Megan Rapinoe, a star for the USWNT, recently asserted that LGBT athletes contribute heavily to women's sports.

Data measures used for prediction:

1. The FIFA Men's Ranking

2. The UN's Gender Inequality Index (We'll be using the inverse, which we'll call "equality score") - this is calculated from factors such as the proportion of women in government, women's status in the workplace, and reproductive healthcare availability.

3. An LGBT rights score collected by Human Truth Foundation, a liberal think tank. It is calculated from factors including the legal status of gay marriage, discrimination protections, and levels of anti-gay hate crimes in a country.

When we compare all of these against the FIFA Women's Ranking, we can see which of the three data measures contribute, and how much, to the projected strength of a women's soccer team.

Measuring accuracy using R^2 score:

R^2, or R-squared, is a common statistical measure to describe how well a prediction, typically a best-fit line (linear regression) fits the data. Simply put, if two values are correlated, they'll have an R^2 score closer to 1. If they're not correlated, the R^2 score will be closer to 0. If we were trying to predict ice-cream sales as a function of how hot it is outside, our model might look like this

If we get the results on the left, then the correlation is very high, and a future prediction would be accurate. If we get the results on the right, then the correlation is fairly low, and a prediction is not accurate

For reference, here's how our three predictors match up:

Creating a model and evaluating the results

If we run a multiple regression (available on Excel) we can create a formula in the form y = m₁x₁ + m₂x₂ + m₃x₃ + b to calculate our desired metric: the women's ranking score. If we normalize everything to a common scale (0-100 in this case), we get this equation:

Women's Team Score = 0.46*(Men's Team Score) + 0.22*(Gender Equality Score) + 0.28 (LGBT Rights Score) + 6.5

From the coefficients (0.46, 0.22, 0.28), we see that the Men's Team Score has the biggest impact of the three variables. The 0.46 coefficient can be read as "for one unit increase in the men's team score, the women's team score would be projected to increase by 0.46 points". This higher coefficient does *not* signify the prediction accuracy of the individual variable, only its relative strength in the model.

The R-squared value for this combined formula is 0.61. By definition, this means that "61% of the result variable is explained by the predictor variables, and the rest due to other factors or natural variability"

I'll save you a fancy chart- using this prediction formula, the top 5 women's team would be:

1. Belgium
2. Netherlands
3. France
4. Denmark
5. Sweden

The United States: A Statistical Anomaly

The USWNT is dead-set on bringing another World Cup home. They're the #1 ranked team in the world, however the men's team is only ranked #31. And while the US does rank high on LGBT rights - though not nearly as high as the Netherlands or Iceland, for example - the UN's Gender Equality score for our nation is actually surprisingly...average. If we followed our formula above, the USWNT would actually come in at #35 on the current Women's Rankings. Is the American secret to success great coaching? generational talent? or just big ol' dose of FREEDOM? Either way, our ladies in red, white, and blue are performing above mathematical expectations.

» **DATASET RECORDS**:
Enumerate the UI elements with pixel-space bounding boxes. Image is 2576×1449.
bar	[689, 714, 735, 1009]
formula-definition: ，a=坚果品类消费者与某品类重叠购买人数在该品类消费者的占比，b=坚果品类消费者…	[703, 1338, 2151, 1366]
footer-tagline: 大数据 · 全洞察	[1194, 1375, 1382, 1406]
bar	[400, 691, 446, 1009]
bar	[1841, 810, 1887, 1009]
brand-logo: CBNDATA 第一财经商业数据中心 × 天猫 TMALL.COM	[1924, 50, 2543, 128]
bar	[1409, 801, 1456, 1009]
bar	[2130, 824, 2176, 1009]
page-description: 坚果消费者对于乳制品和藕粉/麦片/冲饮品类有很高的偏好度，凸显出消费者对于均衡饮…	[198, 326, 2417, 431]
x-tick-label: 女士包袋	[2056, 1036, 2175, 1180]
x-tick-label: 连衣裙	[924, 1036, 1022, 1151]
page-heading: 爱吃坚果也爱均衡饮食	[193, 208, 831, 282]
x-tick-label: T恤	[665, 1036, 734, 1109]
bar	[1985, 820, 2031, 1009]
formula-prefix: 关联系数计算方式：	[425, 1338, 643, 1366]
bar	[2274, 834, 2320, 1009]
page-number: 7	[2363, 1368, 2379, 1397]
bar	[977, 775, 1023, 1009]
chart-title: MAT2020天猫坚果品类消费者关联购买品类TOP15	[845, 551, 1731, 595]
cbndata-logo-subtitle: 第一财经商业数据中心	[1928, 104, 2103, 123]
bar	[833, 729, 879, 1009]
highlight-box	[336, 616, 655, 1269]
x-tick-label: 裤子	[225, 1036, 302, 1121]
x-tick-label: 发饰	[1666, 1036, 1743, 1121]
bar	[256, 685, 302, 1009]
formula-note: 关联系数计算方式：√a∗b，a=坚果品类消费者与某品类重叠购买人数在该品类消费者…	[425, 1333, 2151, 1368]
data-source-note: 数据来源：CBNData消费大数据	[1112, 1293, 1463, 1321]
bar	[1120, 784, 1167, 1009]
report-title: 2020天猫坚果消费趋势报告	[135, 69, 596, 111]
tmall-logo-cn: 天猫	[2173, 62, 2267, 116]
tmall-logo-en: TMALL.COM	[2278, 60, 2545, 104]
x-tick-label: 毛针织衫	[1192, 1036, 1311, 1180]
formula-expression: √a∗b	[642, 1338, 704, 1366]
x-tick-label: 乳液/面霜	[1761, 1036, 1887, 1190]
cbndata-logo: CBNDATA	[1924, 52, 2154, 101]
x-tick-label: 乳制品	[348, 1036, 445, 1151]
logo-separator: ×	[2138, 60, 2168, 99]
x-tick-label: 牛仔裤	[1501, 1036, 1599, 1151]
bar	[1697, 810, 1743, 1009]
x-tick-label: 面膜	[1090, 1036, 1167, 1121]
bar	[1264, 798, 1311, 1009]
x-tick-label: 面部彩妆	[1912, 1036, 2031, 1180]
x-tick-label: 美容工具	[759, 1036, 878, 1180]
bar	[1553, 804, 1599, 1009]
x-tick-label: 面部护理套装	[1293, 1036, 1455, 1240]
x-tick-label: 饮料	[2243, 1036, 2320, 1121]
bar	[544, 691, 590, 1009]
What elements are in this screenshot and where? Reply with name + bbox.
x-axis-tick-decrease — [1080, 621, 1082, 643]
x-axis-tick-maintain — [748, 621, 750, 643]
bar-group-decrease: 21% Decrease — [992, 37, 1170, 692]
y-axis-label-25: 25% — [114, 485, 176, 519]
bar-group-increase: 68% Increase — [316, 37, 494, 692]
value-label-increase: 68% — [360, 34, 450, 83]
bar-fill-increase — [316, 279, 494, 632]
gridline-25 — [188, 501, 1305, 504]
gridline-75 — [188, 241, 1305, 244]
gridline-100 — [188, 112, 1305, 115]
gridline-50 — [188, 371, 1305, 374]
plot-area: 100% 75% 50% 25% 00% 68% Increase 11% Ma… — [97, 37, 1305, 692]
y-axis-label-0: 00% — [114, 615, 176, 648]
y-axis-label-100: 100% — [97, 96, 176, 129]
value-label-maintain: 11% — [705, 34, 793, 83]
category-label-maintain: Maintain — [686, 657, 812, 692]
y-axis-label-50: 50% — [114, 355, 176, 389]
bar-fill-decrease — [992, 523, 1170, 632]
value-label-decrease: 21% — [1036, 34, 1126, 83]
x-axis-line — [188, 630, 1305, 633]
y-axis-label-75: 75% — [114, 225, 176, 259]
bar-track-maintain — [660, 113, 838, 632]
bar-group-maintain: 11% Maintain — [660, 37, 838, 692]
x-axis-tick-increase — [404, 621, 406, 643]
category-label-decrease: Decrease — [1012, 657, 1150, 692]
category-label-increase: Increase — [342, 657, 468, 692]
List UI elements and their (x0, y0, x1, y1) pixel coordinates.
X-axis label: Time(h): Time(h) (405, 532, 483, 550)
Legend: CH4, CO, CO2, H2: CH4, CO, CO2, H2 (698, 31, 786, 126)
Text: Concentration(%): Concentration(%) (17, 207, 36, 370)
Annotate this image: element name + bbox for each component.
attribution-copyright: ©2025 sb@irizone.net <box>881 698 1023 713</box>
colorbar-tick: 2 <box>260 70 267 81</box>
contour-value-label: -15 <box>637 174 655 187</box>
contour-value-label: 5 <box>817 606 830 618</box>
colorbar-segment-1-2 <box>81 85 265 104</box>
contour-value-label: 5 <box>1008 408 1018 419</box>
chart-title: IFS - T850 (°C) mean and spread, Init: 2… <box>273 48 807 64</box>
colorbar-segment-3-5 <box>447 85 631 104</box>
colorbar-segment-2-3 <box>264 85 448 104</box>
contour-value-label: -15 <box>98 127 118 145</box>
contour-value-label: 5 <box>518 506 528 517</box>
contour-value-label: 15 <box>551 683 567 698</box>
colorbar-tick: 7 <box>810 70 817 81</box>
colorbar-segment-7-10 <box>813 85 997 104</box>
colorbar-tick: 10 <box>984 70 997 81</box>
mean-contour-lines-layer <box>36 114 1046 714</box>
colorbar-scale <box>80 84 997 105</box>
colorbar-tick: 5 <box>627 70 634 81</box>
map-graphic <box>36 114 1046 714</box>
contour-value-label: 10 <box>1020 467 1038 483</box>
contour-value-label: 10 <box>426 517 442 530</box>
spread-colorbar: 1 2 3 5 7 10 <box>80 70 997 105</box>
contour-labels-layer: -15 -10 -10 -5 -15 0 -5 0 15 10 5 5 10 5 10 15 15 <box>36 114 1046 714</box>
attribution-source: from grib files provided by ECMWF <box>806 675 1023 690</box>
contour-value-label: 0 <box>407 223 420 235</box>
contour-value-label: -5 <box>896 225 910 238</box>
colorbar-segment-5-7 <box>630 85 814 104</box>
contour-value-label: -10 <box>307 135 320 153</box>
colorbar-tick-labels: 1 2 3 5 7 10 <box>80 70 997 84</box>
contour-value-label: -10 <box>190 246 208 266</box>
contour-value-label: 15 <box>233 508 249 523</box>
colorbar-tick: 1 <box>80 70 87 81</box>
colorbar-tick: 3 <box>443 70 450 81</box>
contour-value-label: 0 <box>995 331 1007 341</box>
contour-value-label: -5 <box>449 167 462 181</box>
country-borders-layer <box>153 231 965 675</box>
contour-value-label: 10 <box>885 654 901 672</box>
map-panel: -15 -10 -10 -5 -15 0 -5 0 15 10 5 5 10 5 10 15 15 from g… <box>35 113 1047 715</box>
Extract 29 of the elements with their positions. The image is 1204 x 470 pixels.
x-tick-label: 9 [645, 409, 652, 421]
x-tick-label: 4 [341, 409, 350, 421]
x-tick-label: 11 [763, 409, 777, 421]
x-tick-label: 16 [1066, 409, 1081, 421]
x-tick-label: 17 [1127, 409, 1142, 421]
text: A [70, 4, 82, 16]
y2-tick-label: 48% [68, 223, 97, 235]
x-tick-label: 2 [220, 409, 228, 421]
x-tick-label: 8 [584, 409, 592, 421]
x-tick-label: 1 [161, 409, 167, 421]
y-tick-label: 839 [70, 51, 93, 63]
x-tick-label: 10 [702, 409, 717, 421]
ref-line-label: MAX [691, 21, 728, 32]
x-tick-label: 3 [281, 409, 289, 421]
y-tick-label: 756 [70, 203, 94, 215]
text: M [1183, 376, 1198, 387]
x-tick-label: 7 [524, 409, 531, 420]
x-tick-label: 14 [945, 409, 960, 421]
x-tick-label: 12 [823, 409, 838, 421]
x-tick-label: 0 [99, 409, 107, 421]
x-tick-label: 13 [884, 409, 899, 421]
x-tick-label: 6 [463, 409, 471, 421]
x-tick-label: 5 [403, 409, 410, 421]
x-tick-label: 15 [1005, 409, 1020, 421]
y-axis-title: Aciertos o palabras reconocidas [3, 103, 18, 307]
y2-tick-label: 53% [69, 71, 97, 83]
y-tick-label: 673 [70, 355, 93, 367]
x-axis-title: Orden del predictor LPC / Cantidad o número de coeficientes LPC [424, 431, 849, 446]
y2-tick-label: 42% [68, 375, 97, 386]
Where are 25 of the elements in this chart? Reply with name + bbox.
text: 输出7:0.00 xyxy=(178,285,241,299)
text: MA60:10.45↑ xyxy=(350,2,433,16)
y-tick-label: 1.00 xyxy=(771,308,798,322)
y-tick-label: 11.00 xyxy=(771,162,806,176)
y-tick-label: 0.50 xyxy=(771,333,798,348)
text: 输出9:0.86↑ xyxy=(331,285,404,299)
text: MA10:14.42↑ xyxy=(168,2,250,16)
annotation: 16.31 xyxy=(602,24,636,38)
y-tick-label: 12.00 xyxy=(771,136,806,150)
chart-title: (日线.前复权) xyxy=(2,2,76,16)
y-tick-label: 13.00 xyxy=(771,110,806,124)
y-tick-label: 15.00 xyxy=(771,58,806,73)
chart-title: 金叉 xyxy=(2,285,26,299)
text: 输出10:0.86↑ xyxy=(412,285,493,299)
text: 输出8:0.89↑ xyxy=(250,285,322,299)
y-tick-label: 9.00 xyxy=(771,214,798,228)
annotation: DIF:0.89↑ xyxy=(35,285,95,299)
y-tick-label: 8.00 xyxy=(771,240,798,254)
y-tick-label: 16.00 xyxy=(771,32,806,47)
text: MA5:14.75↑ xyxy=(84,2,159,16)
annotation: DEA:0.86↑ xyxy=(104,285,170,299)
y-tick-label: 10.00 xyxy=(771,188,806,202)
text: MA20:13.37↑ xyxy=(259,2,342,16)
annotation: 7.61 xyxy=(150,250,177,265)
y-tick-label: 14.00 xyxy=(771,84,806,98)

» **TASK 1**:
Answer these questions using the women's soccer analysis:
(a) Which organization supplied the LGBT rights score?
(b) What is the R-squared value of the combined formula?
(c) At what position would the USWNT come in on the current Women's Rankings if the formula were followed?
» **TASK 2**:
In the women's soccer analysis, which teams does the prediction formula place in its top five, in order?
» **TASK 3**:
Could you pick up the women's soccer analysis after its last sentence and keep writing it?

» **FINAL ANSWER 1**:
(a) Human Truth Foundation
(b) 0.61
(c) #35

» **FINAL ANSWER 2**:
1. Belgium
2. Netherlands
3. France
4. Denmark
5. Sweden

» **FINAL ANSWER 3**:
Predictions for countries that currently do not have a women's team

So we can estimate a score and test is versus a score that already exists. Neat, huh? But the real usefulness comes for predicting values which are still unknown. Here are five countries that do not have a women's team, or whose team is currently unranked due to inactivity. Using our formula, let's see how they'd rank, if they hypothetically had a team:

Other possible factors

So was our model good? Technically, yes. It's hard to get an R-squared score much higher than 0.6, especially in sociology. Otherwise, we'd already be able to forecast a lot more about social structures and behaviors. In practice, however, it's tempting to see this model as not much more than a rule of thumb. Is your men's team good? Do you care about women's and LGBT empowerment? Well yeehaw partner, you might have a good women's soccer team!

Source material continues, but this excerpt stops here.